-- Set exercise --
Exclude the pictures and reproduce the remaining data exactly as written.

[START Input data]

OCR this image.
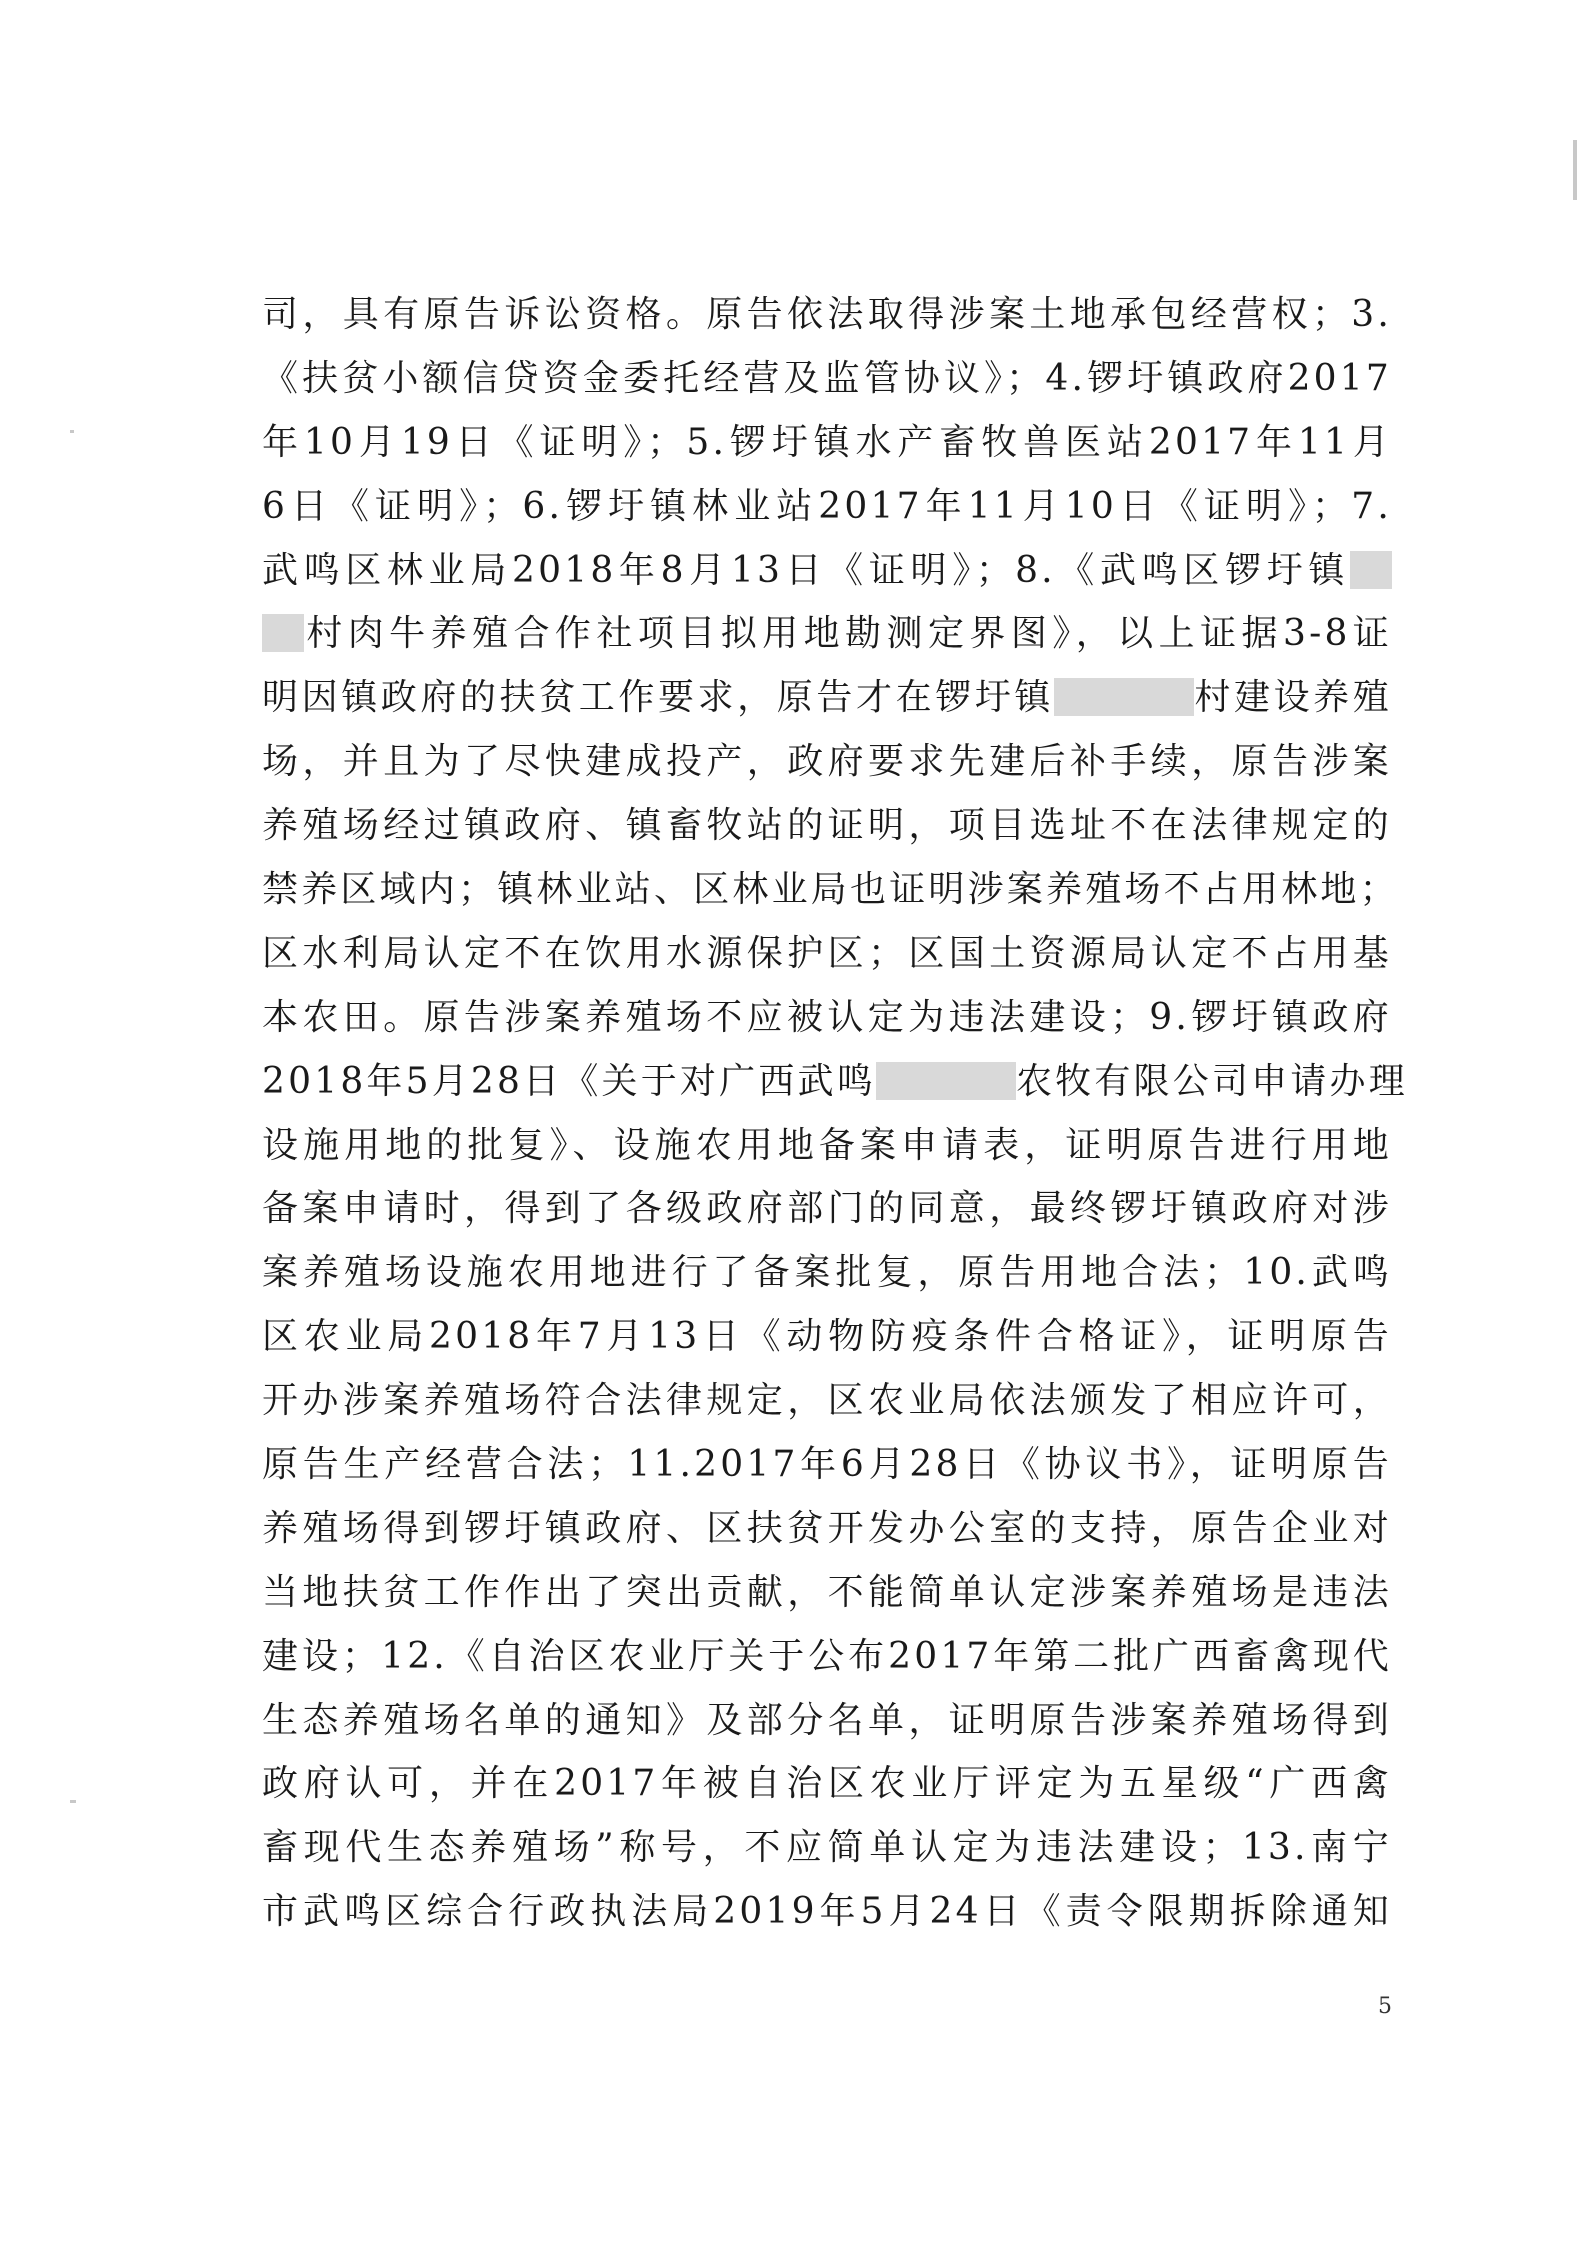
司，具有原告诉讼资格。原告依法取得涉案土地承包经营权；3.
《扶贫小额信贷资金委托经营及监管协议》；4.锣圩镇政府2017
年10月19日《证明》；5.锣圩镇水产畜牧兽医站2017年11月
6日《证明》；6.锣圩镇林业站2017年11月10日《证明》；7.
武鸣区林业局2018年8月13日《证明》；8.《武鸣区锣圩镇
村肉牛养殖合作社项目拟用地勘测定界图》，以上证据3-8证
明因镇政府的扶贫工作要求，原告才在锣圩镇	村建设养殖
场，并且为了尽快建成投产，政府要求先建后补手续，原告涉案
养殖场经过镇政府、镇畜牧站的证明，项目选址不在法律规定的
禁养区域内；镇林业站、区林业局也证明涉案养殖场不占用林地；
区水利局认定不在饮用水源保护区；区国土资源局认定不占用基
本农田。原告涉案养殖场不应被认定为违法建设；9.锣圩镇政府
2018年5月28日《关于对广西武鸣	农牧有限公司申请办理
设施用地的批复》、设施农用地备案申请表，证明原告进行用地
备案申请时，得到了各级政府部门的同意，最终锣圩镇政府对涉
案养殖场设施农用地进行了备案批复，原告用地合法；10.武鸣
区农业局2018年7月13日《动物防疫条件合格证》，证明原告
开办涉案养殖场符合法律规定，区农业局依法颁发了相应许可，
原告生产经营合法；11.2017年6月28日《协议书》，证明原告
养殖场得到锣圩镇政府、区扶贫开发办公室的支持，原告企业对
当地扶贫工作作出了突出贡献，不能简单认定涉案养殖场是违法
建设；12.《自治区农业厅关于公布2017年第二批广西畜禽现代
生态养殖场名单的通知》及部分名单，证明原告涉案养殖场得到
政府认可，并在2017年被自治区农业厅评定为五星级“广西禽
畜现代生态养殖场”称号，不应简单认定为违法建设；13.南宁
市武鸣区综合行政执法局2019年5月24日《责令限期拆除通知
5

[END Input data]

-- Complete output --
OCR this image.
司，具有原告诉讼资格。原告依法取得涉案土地承包经营权；3.
《扶贫小额信贷资金委托经营及监管协议》；4.锣圩镇政府2017
年10月19日《证明》；5.锣圩镇水产畜牧兽医站2017年11月
6日《证明》；6.锣圩镇林业站2017年11月10日《证明》；7.
武鸣区林业局2018年8月13日《证明》；8.《武鸣区锣圩镇
村肉牛养殖合作社项目拟用地勘测定界图》，以上证据3-8证
明因镇政府的扶贫工作要求，原告才在锣圩镇	村建设养殖
场，并且为了尽快建成投产，政府要求先建后补手续，原告涉案
养殖场经过镇政府、镇畜牧站的证明，项目选址不在法律规定的
禁养区域内；镇林业站、区林业局也证明涉案养殖场不占用林地；
区水利局认定不在饮用水源保护区；区国土资源局认定不占用基
本农田。原告涉案养殖场不应被认定为违法建设；9.锣圩镇政府
2018年5月28日《关于对广西武鸣	农牧有限公司申请办理
设施用地的批复》、设施农用地备案申请表，证明原告进行用地
备案申请时，得到了各级政府部门的同意，最终锣圩镇政府对涉
案养殖场设施农用地进行了备案批复，原告用地合法；10.武鸣
区农业局2018年7月13日《动物防疫条件合格证》，证明原告
开办涉案养殖场符合法律规定，区农业局依法颁发了相应许可，
原告生产经营合法；11.2017年6月28日《协议书》，证明原告
养殖场得到锣圩镇政府、区扶贫开发办公室的支持，原告企业对
当地扶贫工作作出了突出贡献，不能简单认定涉案养殖场是违法
建设；12.《自治区农业厅关于公布2017年第二批广西畜禽现代
生态养殖场名单的通知》及部分名单，证明原告涉案养殖场得到
政府认可，并在2017年被自治区农业厅评定为五星级“广西禽
畜现代生态养殖场”称号，不应简单认定为违法建设；13.南宁
市武鸣区综合行政执法局2019年5月24日《责令限期拆除通知
5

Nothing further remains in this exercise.